EXERCISE PROMPT:
Collect each line of the records containing the string "description".

[Stored entries]
----------

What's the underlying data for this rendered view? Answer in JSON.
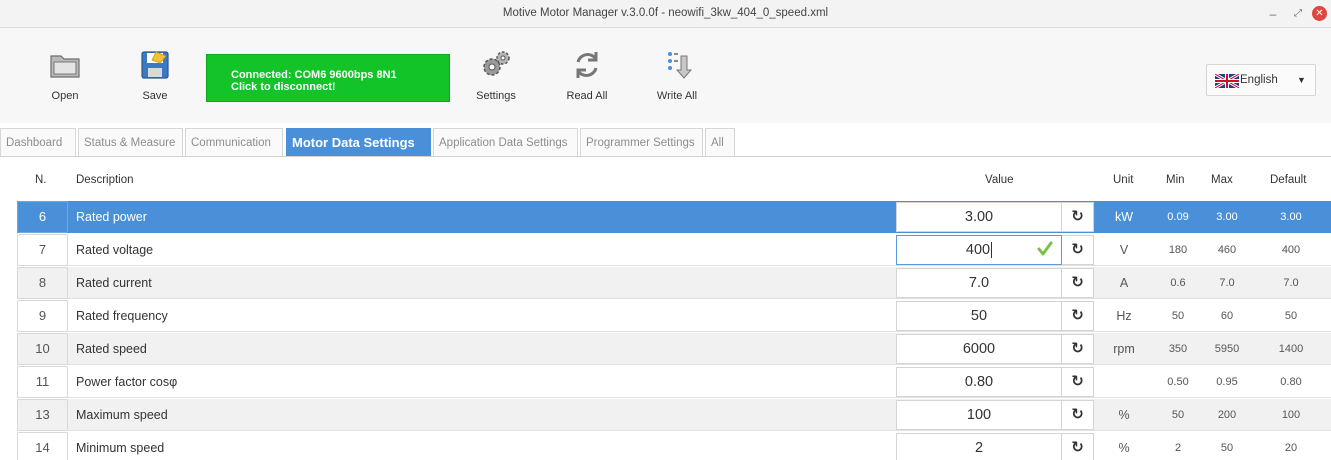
{
  "window": {
    "title": "Motive Motor Manager v.3.0.0f - neowifi_3kw_404_0_speed.xml",
    "minimize": "–",
    "maximize": "⤢",
    "close": "✕"
  },
  "toolbar": {
    "open_label": "Open",
    "save_label": "Save",
    "connection_line1": "Connected: COM6 9600bps 8N1",
    "connection_line2": "Click to disconnect!",
    "settings_label": "Settings",
    "read_all_label": "Read All",
    "write_all_label": "Write All",
    "language": "English",
    "language_caret": "▼",
    "connection_color": "#12c427"
  },
  "tabs": [
    {
      "label": "Dashboard"
    },
    {
      "label": "Status & Measure"
    },
    {
      "label": "Communication"
    },
    {
      "label": "Motor Data Settings"
    },
    {
      "label": "Application Data Settings"
    },
    {
      "label": "Programmer Settings"
    },
    {
      "label": "All"
    }
  ],
  "active_tab": "Motor Data Settings",
  "table": {
    "headers": {
      "num": "N.",
      "description": "Description",
      "value": "Value",
      "unit": "Unit",
      "min": "Min",
      "max": "Max",
      "default": "Default"
    },
    "reset_glyph": "↻",
    "rows": [
      {
        "num": "6",
        "description": "Rated power",
        "value": "3.00",
        "unit": "kW",
        "min": "0.09",
        "max": "3.00",
        "default": "3.00"
      },
      {
        "num": "7",
        "description": "Rated voltage",
        "value": "400",
        "unit": "V",
        "min": "180",
        "max": "460",
        "default": "400"
      },
      {
        "num": "8",
        "description": "Rated current",
        "value": "7.0",
        "unit": "A",
        "min": "0.6",
        "max": "7.0",
        "default": "7.0"
      },
      {
        "num": "9",
        "description": "Rated frequency",
        "value": "50",
        "unit": "Hz",
        "min": "50",
        "max": "60",
        "default": "50"
      },
      {
        "num": "10",
        "description": "Rated speed",
        "value": "6000",
        "unit": "rpm",
        "min": "350",
        "max": "5950",
        "default": "1400"
      },
      {
        "num": "11",
        "description": "Power factor cosφ",
        "value": "0.80",
        "unit": "",
        "min": "0.50",
        "max": "0.95",
        "default": "0.80"
      },
      {
        "num": "13",
        "description": "Maximum speed",
        "value": "100",
        "unit": "%",
        "min": "50",
        "max": "200",
        "default": "100"
      },
      {
        "num": "14",
        "description": "Minimum speed",
        "value": "2",
        "unit": "%",
        "min": "2",
        "max": "50",
        "default": "20"
      }
    ]
  },
  "colors": {
    "selection": "#4a90d9",
    "accent_tab": "#4a90d9",
    "valid_check": "#7cc242"
  }
}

----------

TASK SOLUTION:
      "description": "Description",
        "description": "Rated power",
        "description": "Rated voltage",
        "description": "Rated current",
        "description": "Rated frequency",
        "description": "Rated speed",
        "description": "Power factor cosφ",
        "description": "Maximum speed",
        "description": "Minimum speed",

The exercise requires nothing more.